#### Directions:
Leave out the images and repeat the listing below without a single change.
· · · ·
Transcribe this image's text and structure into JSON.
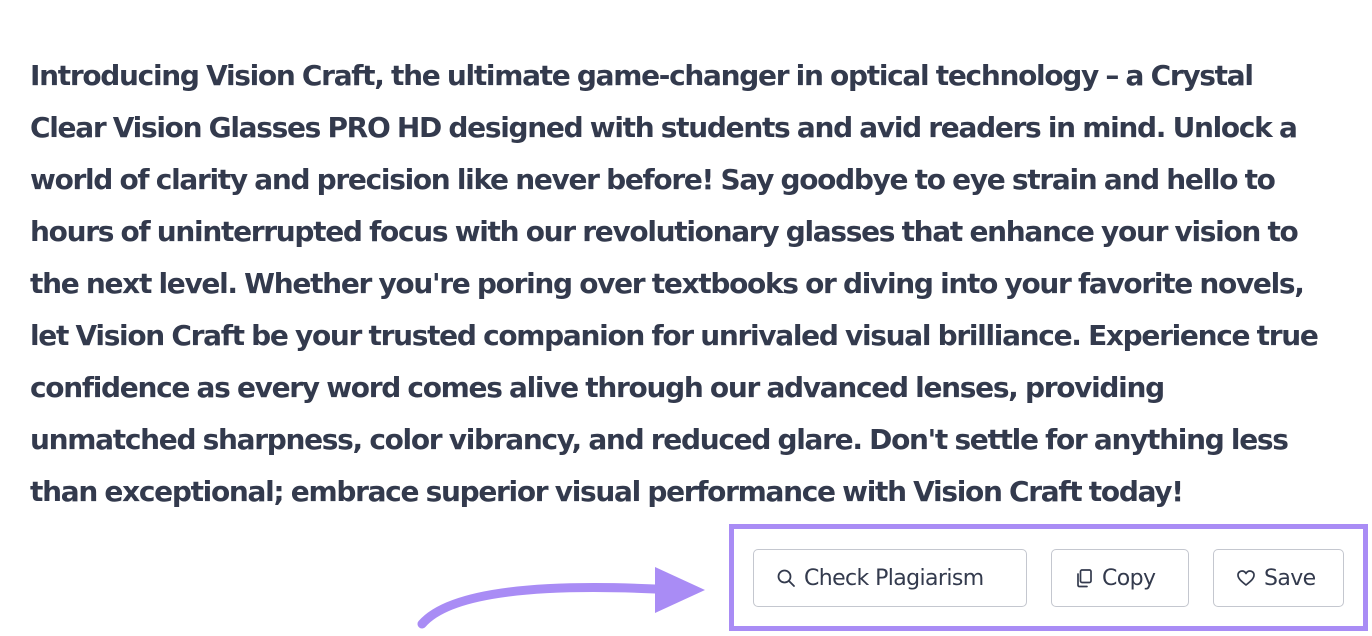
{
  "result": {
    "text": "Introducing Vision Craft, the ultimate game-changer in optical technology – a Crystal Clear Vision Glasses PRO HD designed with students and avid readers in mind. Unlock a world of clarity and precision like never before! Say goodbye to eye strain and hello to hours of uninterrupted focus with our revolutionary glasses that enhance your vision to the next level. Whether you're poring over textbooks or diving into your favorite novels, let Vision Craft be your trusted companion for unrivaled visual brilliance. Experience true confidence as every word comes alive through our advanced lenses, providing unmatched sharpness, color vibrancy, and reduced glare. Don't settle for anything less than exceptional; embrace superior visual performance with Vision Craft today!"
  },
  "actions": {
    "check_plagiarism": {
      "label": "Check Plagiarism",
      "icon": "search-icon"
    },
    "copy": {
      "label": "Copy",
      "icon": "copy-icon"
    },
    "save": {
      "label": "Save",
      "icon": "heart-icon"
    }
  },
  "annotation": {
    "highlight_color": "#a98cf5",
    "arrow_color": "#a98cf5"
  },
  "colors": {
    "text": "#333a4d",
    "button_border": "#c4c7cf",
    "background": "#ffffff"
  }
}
· · · ·
#### In response:
Transcribe this image's text and structure into JSON.
{
  "result": {
    "text": "Introducing Vision Craft, the ultimate game-changer in optical technology – a Crystal Clear Vision Glasses PRO HD designed with students and avid readers in mind. Unlock a world of clarity and precision like never before! Say goodbye to eye strain and hello to hours of uninterrupted focus with our revolutionary glasses that enhance your vision to the next level. Whether you're poring over textbooks or diving into your favorite novels, let Vision Craft be your trusted companion for unrivaled visual brilliance. Experience true confidence as every word comes alive through our advanced lenses, providing unmatched sharpness, color vibrancy, and reduced glare. Don't settle for anything less than exceptional; embrace superior visual performance with Vision Craft today!"
  },
  "actions": {
    "check_plagiarism": {
      "label": "Check Plagiarism",
      "icon": "search-icon"
    },
    "copy": {
      "label": "Copy",
      "icon": "copy-icon"
    },
    "save": {
      "label": "Save",
      "icon": "heart-icon"
    }
  },
  "annotation": {
    "highlight_color": "#a98cf5",
    "arrow_color": "#a98cf5"
  },
  "colors": {
    "text": "#333a4d",
    "button_border": "#c4c7cf",
    "background": "#ffffff"
  }
}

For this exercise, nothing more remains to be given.